--- START Extracted entries ---

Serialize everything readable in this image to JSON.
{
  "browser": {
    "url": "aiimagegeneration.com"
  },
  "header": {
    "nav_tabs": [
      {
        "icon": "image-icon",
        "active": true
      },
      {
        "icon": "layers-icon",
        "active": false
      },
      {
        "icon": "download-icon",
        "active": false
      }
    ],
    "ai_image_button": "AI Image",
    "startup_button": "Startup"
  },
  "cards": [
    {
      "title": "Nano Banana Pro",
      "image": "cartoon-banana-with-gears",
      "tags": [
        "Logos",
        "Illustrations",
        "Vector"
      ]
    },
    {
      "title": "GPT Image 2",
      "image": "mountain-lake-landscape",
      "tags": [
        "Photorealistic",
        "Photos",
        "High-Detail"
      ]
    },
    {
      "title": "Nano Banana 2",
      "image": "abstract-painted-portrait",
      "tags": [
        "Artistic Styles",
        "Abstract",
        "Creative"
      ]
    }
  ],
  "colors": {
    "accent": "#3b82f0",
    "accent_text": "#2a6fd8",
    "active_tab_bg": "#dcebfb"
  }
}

--- END Extracted entries ---
--- START Extracted entries ---

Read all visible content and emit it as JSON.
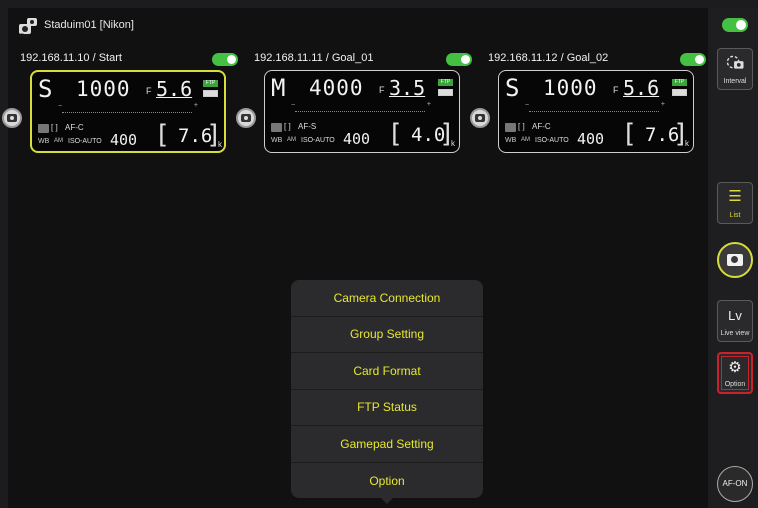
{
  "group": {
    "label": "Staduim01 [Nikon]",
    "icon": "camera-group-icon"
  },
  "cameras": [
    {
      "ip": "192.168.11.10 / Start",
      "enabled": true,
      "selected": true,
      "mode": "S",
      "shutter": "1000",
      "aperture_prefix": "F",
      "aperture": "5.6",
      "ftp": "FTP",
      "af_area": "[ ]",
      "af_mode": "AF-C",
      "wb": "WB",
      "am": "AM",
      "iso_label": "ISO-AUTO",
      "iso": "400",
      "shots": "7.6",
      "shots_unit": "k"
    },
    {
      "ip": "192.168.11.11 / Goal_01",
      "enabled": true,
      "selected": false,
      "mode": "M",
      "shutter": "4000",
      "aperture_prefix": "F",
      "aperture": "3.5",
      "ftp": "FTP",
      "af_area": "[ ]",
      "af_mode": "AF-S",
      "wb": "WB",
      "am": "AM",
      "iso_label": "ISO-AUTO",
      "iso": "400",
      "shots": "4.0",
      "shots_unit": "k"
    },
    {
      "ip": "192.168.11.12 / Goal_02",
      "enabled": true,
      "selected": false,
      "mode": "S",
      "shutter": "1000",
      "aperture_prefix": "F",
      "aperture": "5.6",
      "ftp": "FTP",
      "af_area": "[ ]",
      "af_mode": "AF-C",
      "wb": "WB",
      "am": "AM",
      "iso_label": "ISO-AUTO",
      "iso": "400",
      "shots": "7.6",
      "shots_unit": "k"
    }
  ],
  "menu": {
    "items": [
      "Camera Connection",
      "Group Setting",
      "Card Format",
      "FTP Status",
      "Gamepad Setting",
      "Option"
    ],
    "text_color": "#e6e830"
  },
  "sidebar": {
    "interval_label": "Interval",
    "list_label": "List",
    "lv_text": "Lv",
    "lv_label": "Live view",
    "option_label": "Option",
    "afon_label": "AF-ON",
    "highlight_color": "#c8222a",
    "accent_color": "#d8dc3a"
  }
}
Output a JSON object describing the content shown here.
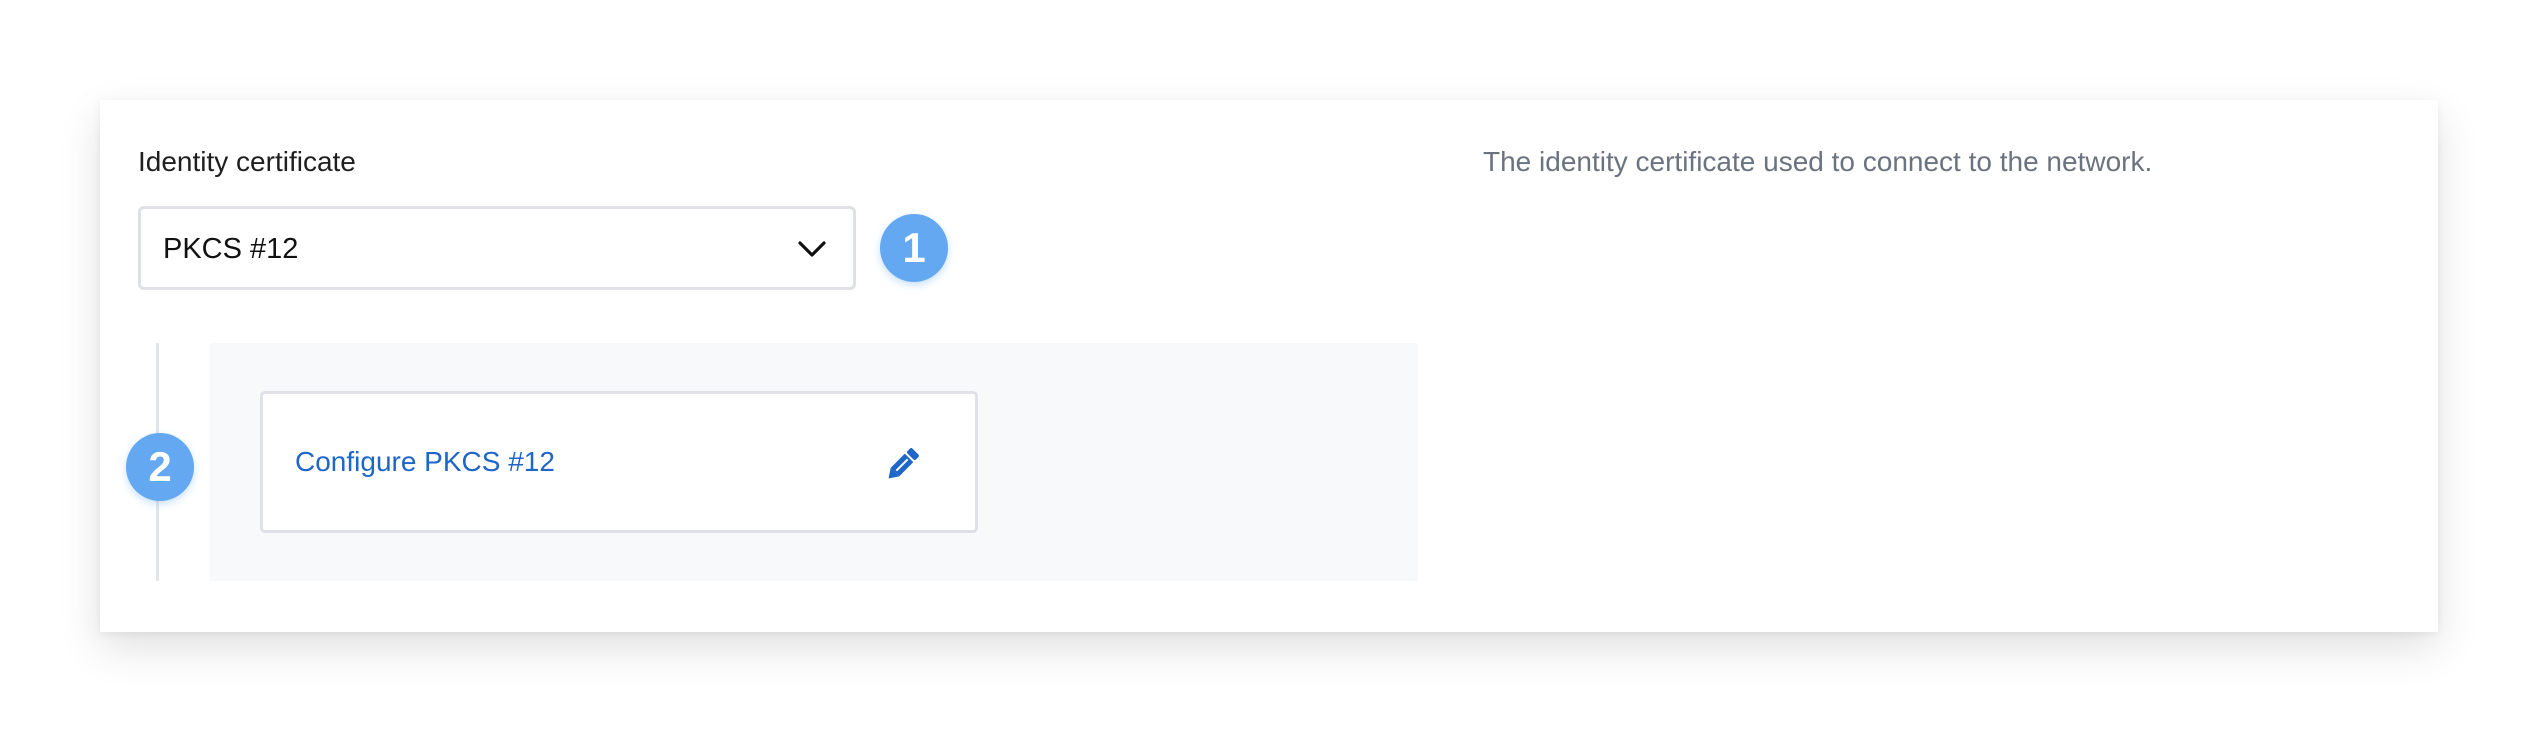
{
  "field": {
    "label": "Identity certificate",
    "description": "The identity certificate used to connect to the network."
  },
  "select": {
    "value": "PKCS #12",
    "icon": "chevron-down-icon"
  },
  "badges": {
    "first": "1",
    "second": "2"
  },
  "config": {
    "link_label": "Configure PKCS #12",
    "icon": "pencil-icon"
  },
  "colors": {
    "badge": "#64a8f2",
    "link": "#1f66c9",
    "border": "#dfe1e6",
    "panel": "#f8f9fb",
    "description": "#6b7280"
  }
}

--- END Extracted entries ---

◆ Problem requirements:
Provide solely the number of lines in the data that include the word "icon".

◆ Solved exercise:
6